** Directions **
Reply with the count of lines holding "简单委托设计合同", nothing more.

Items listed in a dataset
================
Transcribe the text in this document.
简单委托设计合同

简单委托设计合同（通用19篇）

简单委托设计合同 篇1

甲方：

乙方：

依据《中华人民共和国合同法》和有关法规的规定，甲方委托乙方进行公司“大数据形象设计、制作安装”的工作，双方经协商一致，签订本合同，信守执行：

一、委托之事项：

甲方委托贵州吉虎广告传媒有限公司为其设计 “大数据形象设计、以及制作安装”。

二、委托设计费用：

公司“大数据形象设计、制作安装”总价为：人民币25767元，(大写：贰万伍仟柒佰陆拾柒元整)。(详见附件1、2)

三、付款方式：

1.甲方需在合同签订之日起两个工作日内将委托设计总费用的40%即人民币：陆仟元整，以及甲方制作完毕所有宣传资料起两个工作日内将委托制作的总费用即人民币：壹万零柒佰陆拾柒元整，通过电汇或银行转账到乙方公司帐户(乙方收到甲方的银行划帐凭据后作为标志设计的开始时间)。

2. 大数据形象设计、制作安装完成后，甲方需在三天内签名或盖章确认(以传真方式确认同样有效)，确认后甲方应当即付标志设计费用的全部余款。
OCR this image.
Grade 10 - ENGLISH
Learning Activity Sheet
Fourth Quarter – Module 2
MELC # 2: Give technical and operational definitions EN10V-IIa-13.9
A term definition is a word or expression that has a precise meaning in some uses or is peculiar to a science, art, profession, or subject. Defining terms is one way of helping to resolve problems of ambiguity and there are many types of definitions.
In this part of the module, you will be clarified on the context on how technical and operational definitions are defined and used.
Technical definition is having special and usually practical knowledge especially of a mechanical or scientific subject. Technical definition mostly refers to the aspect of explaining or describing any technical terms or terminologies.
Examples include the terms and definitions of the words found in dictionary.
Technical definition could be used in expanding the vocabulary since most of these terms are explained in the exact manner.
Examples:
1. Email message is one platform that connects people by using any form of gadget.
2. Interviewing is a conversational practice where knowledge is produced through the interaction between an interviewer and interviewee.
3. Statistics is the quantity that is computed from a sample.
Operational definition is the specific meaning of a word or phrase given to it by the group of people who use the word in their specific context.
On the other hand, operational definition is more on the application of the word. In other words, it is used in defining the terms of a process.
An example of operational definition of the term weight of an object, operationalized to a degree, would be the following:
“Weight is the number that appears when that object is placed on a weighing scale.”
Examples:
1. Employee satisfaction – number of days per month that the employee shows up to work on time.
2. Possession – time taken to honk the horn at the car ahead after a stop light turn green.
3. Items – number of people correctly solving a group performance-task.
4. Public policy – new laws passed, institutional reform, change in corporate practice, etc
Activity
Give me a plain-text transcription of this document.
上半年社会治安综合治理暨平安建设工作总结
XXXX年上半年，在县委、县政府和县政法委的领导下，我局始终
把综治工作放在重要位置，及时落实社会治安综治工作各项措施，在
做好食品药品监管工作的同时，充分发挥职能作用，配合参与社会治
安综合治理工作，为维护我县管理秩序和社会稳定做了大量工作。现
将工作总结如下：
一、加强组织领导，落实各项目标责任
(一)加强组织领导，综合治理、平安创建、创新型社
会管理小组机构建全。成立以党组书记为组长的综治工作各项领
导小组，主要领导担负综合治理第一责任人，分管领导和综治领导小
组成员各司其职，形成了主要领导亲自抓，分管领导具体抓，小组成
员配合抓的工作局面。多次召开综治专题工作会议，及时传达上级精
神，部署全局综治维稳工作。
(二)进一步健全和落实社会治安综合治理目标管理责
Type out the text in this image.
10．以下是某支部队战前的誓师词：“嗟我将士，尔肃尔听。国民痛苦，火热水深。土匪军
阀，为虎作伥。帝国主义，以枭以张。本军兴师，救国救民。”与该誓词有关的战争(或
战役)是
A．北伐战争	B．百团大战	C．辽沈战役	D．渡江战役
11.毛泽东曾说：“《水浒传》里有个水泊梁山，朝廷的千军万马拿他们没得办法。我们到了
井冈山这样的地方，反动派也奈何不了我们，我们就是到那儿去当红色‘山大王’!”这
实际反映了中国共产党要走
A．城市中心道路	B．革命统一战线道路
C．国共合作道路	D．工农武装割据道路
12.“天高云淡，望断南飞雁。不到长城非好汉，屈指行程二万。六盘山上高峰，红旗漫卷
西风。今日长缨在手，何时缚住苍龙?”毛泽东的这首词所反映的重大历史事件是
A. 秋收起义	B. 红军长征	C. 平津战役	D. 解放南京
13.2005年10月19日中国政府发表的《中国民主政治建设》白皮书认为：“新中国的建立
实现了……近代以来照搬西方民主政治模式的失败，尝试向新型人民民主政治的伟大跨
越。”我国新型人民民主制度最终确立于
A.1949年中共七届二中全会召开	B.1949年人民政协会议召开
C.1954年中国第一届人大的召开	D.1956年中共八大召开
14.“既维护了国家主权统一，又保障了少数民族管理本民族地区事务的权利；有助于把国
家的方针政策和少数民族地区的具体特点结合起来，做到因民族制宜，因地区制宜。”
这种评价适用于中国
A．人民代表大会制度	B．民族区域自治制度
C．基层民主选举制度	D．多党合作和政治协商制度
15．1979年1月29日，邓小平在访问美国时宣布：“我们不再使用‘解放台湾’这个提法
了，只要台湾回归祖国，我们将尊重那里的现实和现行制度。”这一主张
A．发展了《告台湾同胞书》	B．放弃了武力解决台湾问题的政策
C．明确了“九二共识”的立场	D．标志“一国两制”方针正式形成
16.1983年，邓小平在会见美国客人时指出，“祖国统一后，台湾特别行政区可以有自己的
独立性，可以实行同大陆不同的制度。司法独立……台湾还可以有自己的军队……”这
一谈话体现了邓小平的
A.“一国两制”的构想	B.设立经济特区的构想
================
** Full answer **
3